Element and region data:
========================
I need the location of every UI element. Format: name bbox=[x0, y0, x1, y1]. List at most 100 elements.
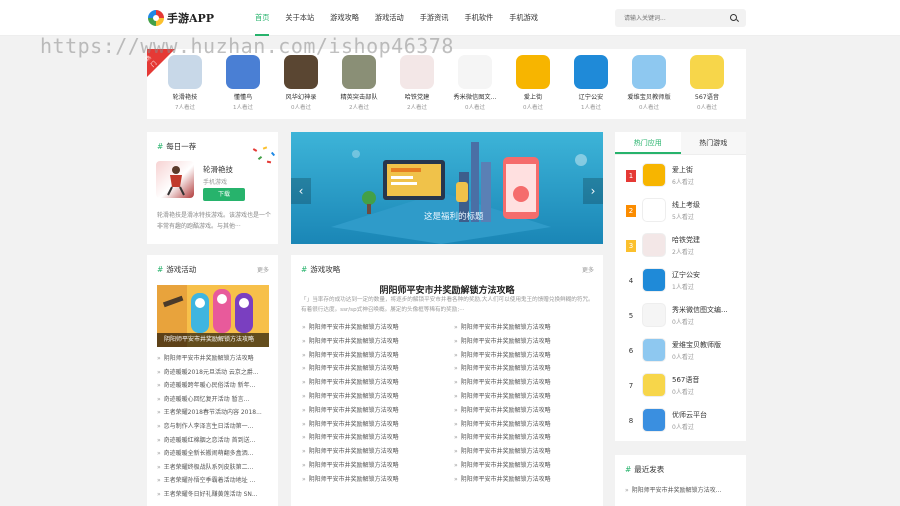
site-logo[interactable]: 手游APP bbox=[148, 9, 214, 27]
guide-list-item[interactable]: 阴阳师平安市井奖励解锁方法攻略 bbox=[302, 362, 452, 376]
banner-next-arrow[interactable]: › bbox=[583, 178, 603, 204]
rank-app-name[interactable]: 线上考级 bbox=[672, 200, 700, 210]
app-name[interactable]: 风华幻神录 bbox=[271, 92, 331, 101]
activity-list-item[interactable]: 阴阳师平安市井奖励解锁方法攻略 bbox=[157, 352, 273, 366]
ai-icon[interactable] bbox=[642, 338, 666, 362]
rank-app-name[interactable]: 567语音 bbox=[672, 375, 699, 385]
app-name[interactable]: 爱维宝贝教师版 bbox=[619, 92, 679, 101]
activity-list-item[interactable]: 奇迹暖暖心回忆复开活动 暂言... bbox=[157, 393, 273, 407]
activity-list-item[interactable]: 奇迹暖暖全新长搬闹萌翻多盒洒... bbox=[157, 447, 273, 461]
guide-list-item[interactable]: 阴阳师平安市井奖励解锁方法攻略 bbox=[454, 362, 603, 376]
guide-list-item[interactable]: 阴阳师平安市井奖励解锁方法攻略 bbox=[302, 473, 452, 487]
guide-list-item[interactable]: 阴阳师平安市井奖励解锁方法攻略 bbox=[302, 390, 452, 404]
activity-list-item[interactable]: 恋与制作人李泽言生日活动第一... bbox=[157, 420, 273, 434]
guide-list-item[interactable]: 阴阳师平安市井奖励解锁方法攻略 bbox=[302, 445, 452, 459]
tab-hot-apps[interactable]: 热门应用 bbox=[615, 132, 681, 154]
activity-list-item[interactable]: 王者荣耀终极战队系列皮肤第二... bbox=[157, 461, 273, 475]
voice-icon[interactable] bbox=[690, 55, 724, 89]
exam-icon[interactable] bbox=[642, 198, 666, 222]
guide-list-item[interactable]: 阴阳师平安市井奖励解锁方法攻略 bbox=[302, 335, 452, 349]
soldier-icon[interactable] bbox=[342, 55, 376, 89]
activity-list-item[interactable]: 王者荣耀孙悟空季霸着活动地址 ... bbox=[157, 474, 273, 488]
ranking-row[interactable]: 3 哈铁党建 2人看过 bbox=[615, 232, 746, 262]
tab-hot-games[interactable]: 热门游戏 bbox=[680, 132, 746, 154]
guide-list-item[interactable]: 阴阳师平安市井奖励解锁方法攻略 bbox=[302, 349, 452, 363]
app-name[interactable]: 辽宁公安 bbox=[561, 92, 621, 101]
guide-list-item[interactable]: 阴阳师平安市井奖励解锁方法攻略 bbox=[454, 321, 603, 335]
activity-list-item[interactable]: 王者荣耀2018春节活动内容 2018... bbox=[157, 406, 273, 420]
daily-app-name[interactable]: 轮滑艳技 bbox=[203, 164, 233, 175]
guide-list-item[interactable]: 阴阳师平安市井奖励解锁方法攻略 bbox=[454, 445, 603, 459]
nav-guides[interactable]: 游戏攻略 bbox=[330, 0, 359, 36]
ai-icon[interactable] bbox=[632, 55, 666, 89]
app-card[interactable]: 567语音 0人看过 bbox=[677, 55, 737, 111]
banner-caption[interactable]: 这是福利的标题 bbox=[424, 210, 484, 222]
guide-list-item[interactable]: 阴阳师平安市井奖励解锁方法攻略 bbox=[302, 376, 452, 390]
app-name[interactable]: 懂懂鸟 bbox=[213, 92, 273, 101]
guide-list-item[interactable]: 阴阳师平安市井奖励解锁方法攻略 bbox=[454, 390, 603, 404]
activity-list-item[interactable]: 王者荣耀冬日好礼赚黄莲活动 SN... bbox=[157, 488, 273, 502]
app-card[interactable]: 精英突击部队 2人看过 bbox=[329, 55, 389, 111]
nav-home[interactable]: 首页 bbox=[255, 0, 270, 36]
xiumi-icon[interactable] bbox=[458, 55, 492, 89]
activity-more-link[interactable]: 更多 bbox=[257, 265, 269, 274]
hero-banner[interactable]: ‹ › 这是福利的标题 bbox=[291, 132, 603, 244]
guide-list-item[interactable]: 阴阳师平安市井奖励解锁方法攻略 bbox=[454, 431, 603, 445]
ranking-row[interactable]: 4 辽宁公安 1人看过 bbox=[615, 267, 746, 297]
app-name[interactable]: 567语音 bbox=[677, 92, 737, 101]
app-card[interactable]: 哈铁党建 2人看过 bbox=[387, 55, 447, 111]
guide-list-item[interactable]: 阴阳师平安市井奖励解锁方法攻略 bbox=[454, 473, 603, 487]
police-icon[interactable] bbox=[574, 55, 608, 89]
activity-list-item[interactable]: 奇迹暖暖红棉胭之恋活动 首到送... bbox=[157, 434, 273, 448]
rank-app-name[interactable]: 辽宁公安 bbox=[672, 270, 700, 280]
nav-about[interactable]: 关于本站 bbox=[285, 0, 314, 36]
app-card[interactable]: 爱维宝贝教师版 0人看过 bbox=[619, 55, 679, 111]
guide-list-item[interactable]: 阴阳师平安市井奖励解锁方法攻略 bbox=[454, 459, 603, 473]
nav-software[interactable]: 手机软件 bbox=[464, 0, 493, 36]
app-name[interactable]: 爱上街 bbox=[503, 92, 563, 101]
fantasy-icon[interactable] bbox=[284, 55, 318, 89]
guide-list-item[interactable]: 阴阳师平安市井奖励解锁方法攻略 bbox=[302, 459, 452, 473]
app-card[interactable]: 懂懂鸟 1人看过 bbox=[213, 55, 273, 111]
guide-list-item[interactable]: 阴阳师平安市井奖励解锁方法攻略 bbox=[302, 404, 452, 418]
voice-icon[interactable] bbox=[642, 373, 666, 397]
guide-list-item[interactable]: 阴阳师平安市井奖励解锁方法攻略 bbox=[302, 431, 452, 445]
ranking-row[interactable]: 7 567语音 0人看过 bbox=[615, 372, 746, 402]
daily-app-image[interactable] bbox=[156, 161, 194, 198]
bird-icon[interactable] bbox=[226, 55, 260, 89]
app-card[interactable]: 秀米微信图文... 0人看过 bbox=[445, 55, 505, 111]
app-card[interactable]: 轮滑艳技 7人看过 bbox=[155, 55, 215, 111]
ranking-row[interactable]: 8 优师云平台 0人看过 bbox=[615, 407, 746, 437]
xiumi-icon[interactable] bbox=[642, 303, 666, 327]
rank-app-name[interactable]: 爱上街 bbox=[672, 165, 693, 175]
shopping-icon[interactable] bbox=[516, 55, 550, 89]
rank-app-name[interactable]: 爱维宝贝教师版 bbox=[672, 340, 721, 350]
shopping-icon[interactable] bbox=[642, 163, 666, 187]
nav-activities[interactable]: 游戏活动 bbox=[375, 0, 404, 36]
latest-post-item[interactable]: 阴阳师平安市井奖励解锁方法攻... bbox=[625, 485, 743, 494]
guide-list-item[interactable]: 阴阳师平安市井奖励解锁方法攻略 bbox=[454, 376, 603, 390]
search-input[interactable] bbox=[615, 9, 715, 27]
app-card[interactable]: 爱上街 0人看过 bbox=[503, 55, 563, 111]
guide-list-item[interactable]: 阴阳师平安市井奖励解锁方法攻略 bbox=[454, 404, 603, 418]
nav-games[interactable]: 手机游戏 bbox=[509, 0, 538, 36]
guides-more-link[interactable]: 更多 bbox=[582, 265, 594, 274]
ranking-row[interactable]: 6 爱维宝贝教师版 0人看过 bbox=[615, 337, 746, 367]
rank-app-name[interactable]: 优师云平台 bbox=[672, 410, 707, 420]
guide-list-item[interactable]: 阴阳师平安市井奖励解锁方法攻略 bbox=[454, 418, 603, 432]
guide-list-item[interactable]: 阴阳师平安市井奖励解锁方法攻略 bbox=[302, 418, 452, 432]
app-name[interactable]: 精英突击部队 bbox=[329, 92, 389, 101]
party-icon[interactable] bbox=[642, 233, 666, 257]
activity-feature-image[interactable]: 阴阳师平安市井奖励解锁方法攻略 bbox=[157, 285, 269, 347]
app-card[interactable]: 辽宁公安 1人看过 bbox=[561, 55, 621, 111]
ranking-row[interactable]: 1 爱上街 6人看过 bbox=[615, 162, 746, 192]
rank-app-name[interactable]: 哈铁党建 bbox=[672, 235, 700, 245]
app-name[interactable]: 哈铁党建 bbox=[387, 92, 447, 101]
app-name[interactable]: 轮滑艳技 bbox=[155, 92, 215, 101]
app-card[interactable]: 风华幻神录 0人看过 bbox=[271, 55, 331, 111]
rank-app-name[interactable]: 秀米微信图文编... bbox=[672, 305, 728, 315]
activity-list-item[interactable]: 奇迹暖暖跨年暖心民俗活动 新年... bbox=[157, 379, 273, 393]
banner-prev-arrow[interactable]: ‹ bbox=[291, 178, 311, 204]
ranking-row[interactable]: 5 秀米微信图文编... 0人看过 bbox=[615, 302, 746, 332]
cloud-icon[interactable] bbox=[642, 408, 666, 432]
========================
_PROMPT_
Count the lines in the material that contain the string "这是福利的标题". Reply with the number alone.

_RESPONSE TO THE EXERCISE_
2